* _What to work on_
Pick out the lines in the listing below that contain the word "also" and copy them.
######
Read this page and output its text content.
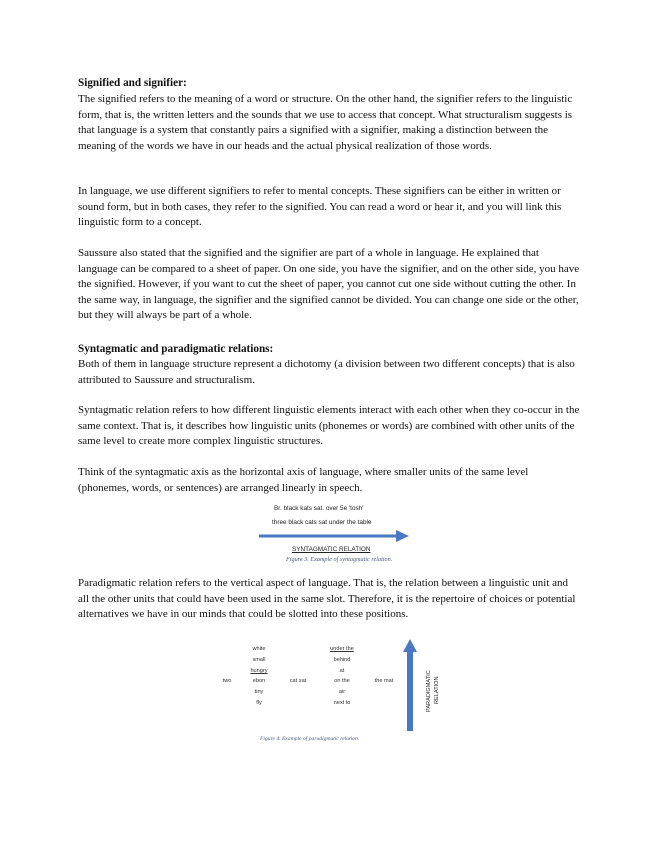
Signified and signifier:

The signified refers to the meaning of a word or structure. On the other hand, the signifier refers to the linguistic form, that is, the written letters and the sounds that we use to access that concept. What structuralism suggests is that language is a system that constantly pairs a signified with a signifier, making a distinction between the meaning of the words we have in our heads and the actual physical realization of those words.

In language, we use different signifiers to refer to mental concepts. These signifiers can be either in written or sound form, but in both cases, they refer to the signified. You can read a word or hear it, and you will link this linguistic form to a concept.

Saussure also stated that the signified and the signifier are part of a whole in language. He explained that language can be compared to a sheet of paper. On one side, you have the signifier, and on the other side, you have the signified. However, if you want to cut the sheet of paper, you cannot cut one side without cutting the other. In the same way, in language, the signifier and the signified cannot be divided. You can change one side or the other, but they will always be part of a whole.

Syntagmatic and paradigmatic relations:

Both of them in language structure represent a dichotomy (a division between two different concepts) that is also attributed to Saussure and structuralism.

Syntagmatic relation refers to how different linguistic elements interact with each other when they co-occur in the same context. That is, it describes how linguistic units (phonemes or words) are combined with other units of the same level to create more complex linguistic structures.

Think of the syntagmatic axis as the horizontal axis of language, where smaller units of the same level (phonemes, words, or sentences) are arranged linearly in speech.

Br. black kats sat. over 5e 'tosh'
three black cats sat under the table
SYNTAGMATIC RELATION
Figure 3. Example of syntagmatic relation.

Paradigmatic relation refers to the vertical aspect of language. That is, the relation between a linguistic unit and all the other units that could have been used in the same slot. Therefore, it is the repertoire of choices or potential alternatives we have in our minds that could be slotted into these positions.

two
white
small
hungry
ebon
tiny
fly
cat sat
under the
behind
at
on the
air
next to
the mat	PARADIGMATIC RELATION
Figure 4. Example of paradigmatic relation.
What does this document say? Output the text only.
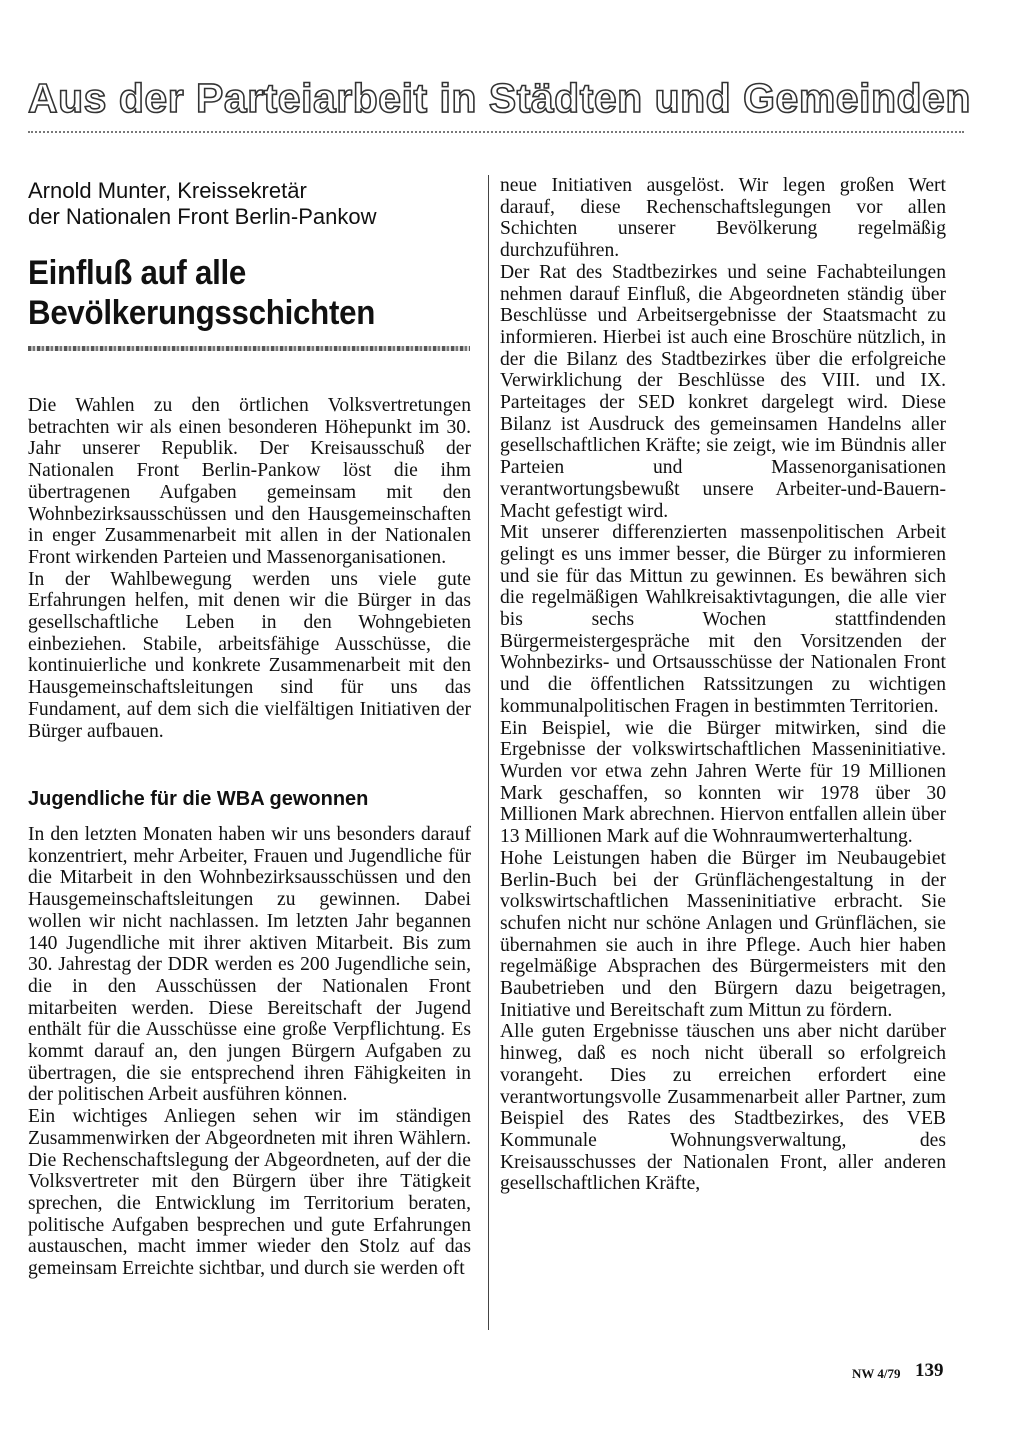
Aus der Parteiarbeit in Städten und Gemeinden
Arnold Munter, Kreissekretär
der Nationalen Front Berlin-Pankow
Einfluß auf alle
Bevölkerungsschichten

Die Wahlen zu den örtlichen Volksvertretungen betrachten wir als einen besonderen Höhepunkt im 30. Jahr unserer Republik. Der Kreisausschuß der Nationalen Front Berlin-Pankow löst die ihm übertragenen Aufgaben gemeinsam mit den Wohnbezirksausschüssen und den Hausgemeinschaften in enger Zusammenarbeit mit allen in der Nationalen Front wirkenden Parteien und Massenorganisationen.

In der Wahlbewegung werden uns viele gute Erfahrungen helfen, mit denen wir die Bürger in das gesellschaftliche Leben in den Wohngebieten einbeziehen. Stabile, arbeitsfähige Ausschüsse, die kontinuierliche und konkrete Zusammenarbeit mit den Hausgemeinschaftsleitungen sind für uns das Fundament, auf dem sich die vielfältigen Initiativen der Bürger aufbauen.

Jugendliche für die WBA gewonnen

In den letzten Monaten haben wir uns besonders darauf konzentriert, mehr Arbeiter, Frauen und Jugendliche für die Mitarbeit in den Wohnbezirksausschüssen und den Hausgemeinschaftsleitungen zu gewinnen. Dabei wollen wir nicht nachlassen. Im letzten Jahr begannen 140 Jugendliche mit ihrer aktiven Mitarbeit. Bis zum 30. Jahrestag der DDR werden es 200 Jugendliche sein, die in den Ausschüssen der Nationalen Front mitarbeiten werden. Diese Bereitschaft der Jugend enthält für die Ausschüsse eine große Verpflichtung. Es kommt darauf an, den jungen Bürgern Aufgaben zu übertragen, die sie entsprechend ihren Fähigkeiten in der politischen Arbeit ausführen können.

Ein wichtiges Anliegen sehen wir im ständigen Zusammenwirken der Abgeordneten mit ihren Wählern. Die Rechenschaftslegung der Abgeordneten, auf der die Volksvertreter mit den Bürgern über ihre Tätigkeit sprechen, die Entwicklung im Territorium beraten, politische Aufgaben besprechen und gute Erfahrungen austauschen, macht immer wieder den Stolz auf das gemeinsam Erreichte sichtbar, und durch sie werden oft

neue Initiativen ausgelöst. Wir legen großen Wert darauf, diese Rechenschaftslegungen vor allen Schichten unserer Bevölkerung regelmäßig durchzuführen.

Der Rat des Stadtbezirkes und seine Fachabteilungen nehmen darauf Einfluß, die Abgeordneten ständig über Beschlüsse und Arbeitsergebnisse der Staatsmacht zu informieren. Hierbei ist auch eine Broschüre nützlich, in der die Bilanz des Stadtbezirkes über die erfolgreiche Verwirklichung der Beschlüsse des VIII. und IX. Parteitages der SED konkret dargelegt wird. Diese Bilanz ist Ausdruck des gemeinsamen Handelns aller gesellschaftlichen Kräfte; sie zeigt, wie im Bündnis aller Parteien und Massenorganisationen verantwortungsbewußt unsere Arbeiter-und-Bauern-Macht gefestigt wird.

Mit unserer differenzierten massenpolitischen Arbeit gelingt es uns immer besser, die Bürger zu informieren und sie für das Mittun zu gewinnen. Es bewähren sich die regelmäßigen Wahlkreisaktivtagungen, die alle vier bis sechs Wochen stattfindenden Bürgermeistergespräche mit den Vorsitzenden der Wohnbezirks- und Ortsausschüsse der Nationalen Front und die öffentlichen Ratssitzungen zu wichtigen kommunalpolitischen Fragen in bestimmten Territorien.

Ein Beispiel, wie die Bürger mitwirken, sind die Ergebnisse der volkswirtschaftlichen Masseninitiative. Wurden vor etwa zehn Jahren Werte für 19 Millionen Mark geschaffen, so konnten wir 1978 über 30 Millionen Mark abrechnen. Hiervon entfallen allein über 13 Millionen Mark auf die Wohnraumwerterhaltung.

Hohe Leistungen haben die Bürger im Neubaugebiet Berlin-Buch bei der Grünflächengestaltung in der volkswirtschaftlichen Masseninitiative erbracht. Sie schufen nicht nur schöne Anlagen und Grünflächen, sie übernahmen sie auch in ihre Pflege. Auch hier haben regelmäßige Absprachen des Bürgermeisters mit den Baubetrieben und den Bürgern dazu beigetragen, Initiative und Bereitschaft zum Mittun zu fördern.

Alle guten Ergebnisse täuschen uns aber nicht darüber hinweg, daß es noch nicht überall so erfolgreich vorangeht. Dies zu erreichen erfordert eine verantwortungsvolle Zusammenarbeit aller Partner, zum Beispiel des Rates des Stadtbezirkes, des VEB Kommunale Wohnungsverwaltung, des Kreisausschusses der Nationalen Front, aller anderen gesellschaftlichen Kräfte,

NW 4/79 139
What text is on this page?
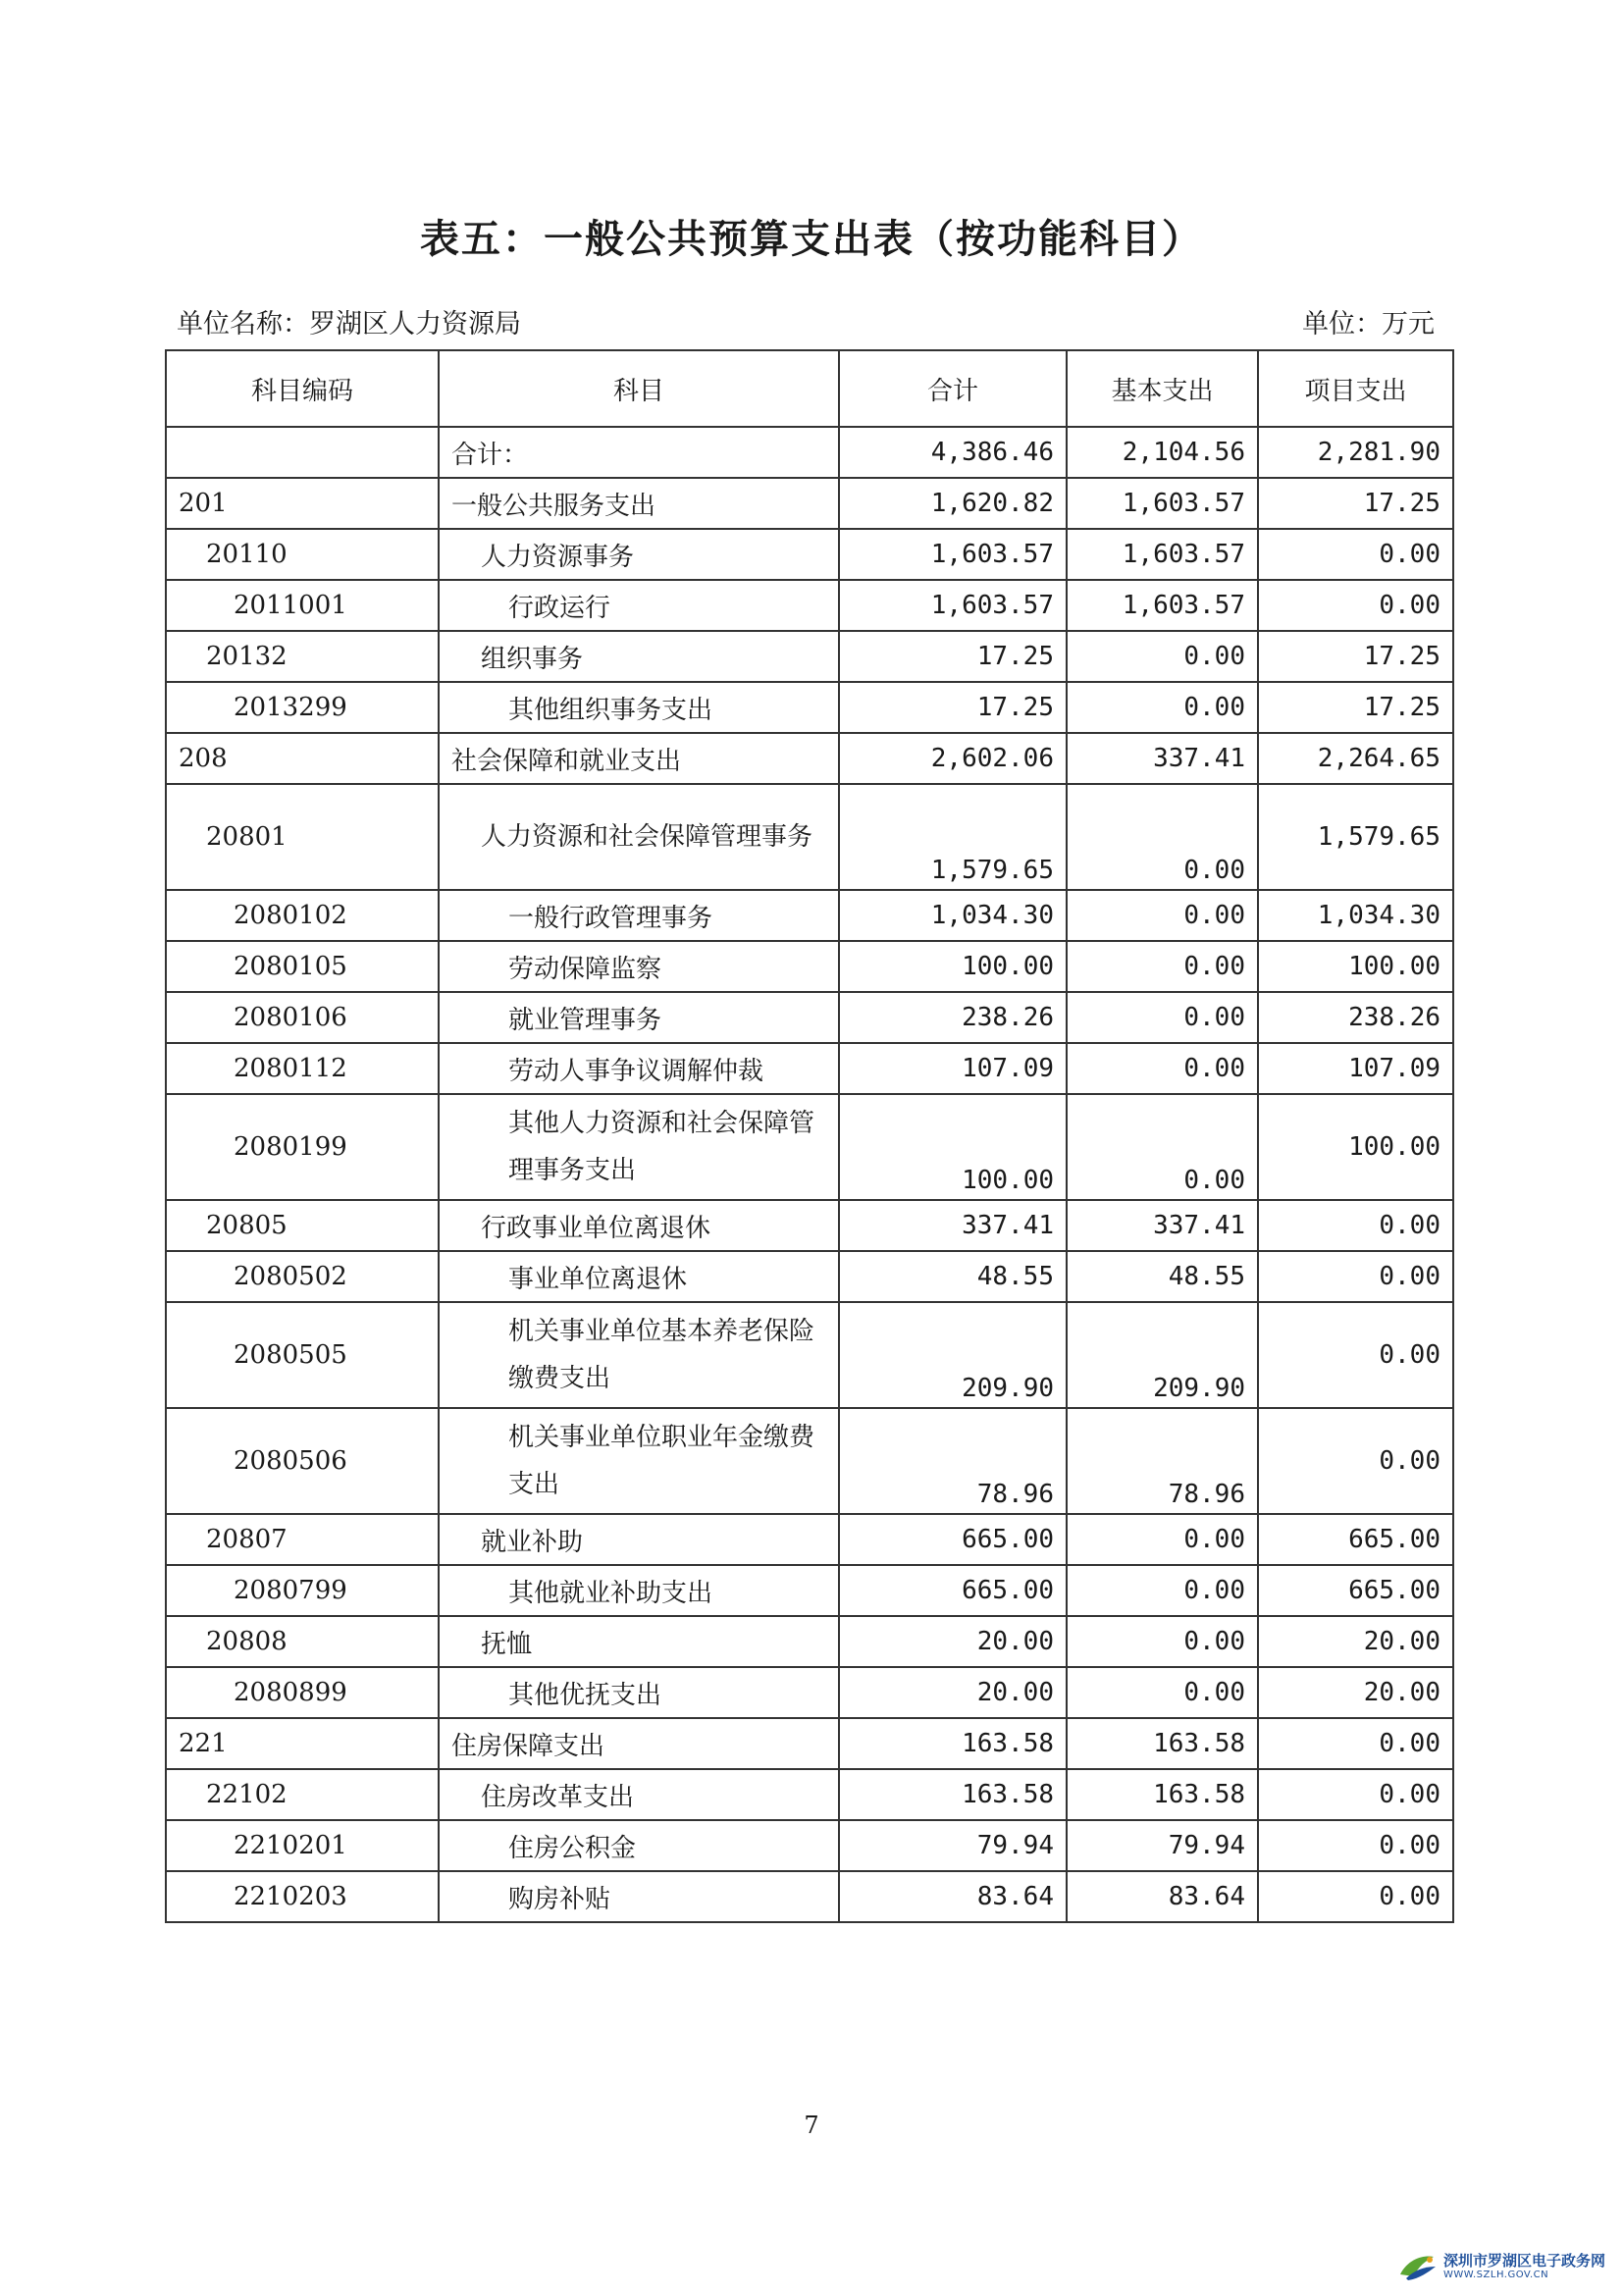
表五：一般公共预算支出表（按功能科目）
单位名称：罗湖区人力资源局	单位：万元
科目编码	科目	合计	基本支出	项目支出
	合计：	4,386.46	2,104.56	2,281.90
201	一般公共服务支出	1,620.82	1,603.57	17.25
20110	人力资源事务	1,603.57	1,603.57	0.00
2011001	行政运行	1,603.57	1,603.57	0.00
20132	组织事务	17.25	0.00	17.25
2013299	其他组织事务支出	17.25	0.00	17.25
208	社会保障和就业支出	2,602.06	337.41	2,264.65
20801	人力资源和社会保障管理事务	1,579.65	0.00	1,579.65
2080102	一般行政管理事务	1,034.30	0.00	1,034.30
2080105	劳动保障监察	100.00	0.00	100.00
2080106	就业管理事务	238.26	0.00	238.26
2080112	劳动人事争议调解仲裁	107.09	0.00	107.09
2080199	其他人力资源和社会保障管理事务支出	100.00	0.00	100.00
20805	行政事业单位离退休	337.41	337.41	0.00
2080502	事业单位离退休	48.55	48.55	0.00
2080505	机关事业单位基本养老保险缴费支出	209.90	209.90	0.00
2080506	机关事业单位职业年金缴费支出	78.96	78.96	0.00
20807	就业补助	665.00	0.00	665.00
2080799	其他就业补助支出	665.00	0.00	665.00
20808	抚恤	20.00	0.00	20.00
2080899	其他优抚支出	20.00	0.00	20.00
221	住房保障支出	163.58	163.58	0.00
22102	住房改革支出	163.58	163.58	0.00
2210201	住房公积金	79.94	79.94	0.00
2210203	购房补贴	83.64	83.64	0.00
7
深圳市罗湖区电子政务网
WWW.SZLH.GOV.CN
######
* _Completed task_
Saussure also stated that the signified and the signifier are part of a whole in language. He explained that language can be compared to a sheet of paper. On one side, you have the signifier, and on the other side, you have the signified. However, if you want to cut the sheet of paper, you cannot cut one side without cutting the other. In the same way, in language, the signifier and the signified cannot be divided. You can change one side or the other, but they will always be part of a whole.
Both of them in language structure represent a dichotomy (a division between two different concepts) that is also attributed to Saussure and structuralism.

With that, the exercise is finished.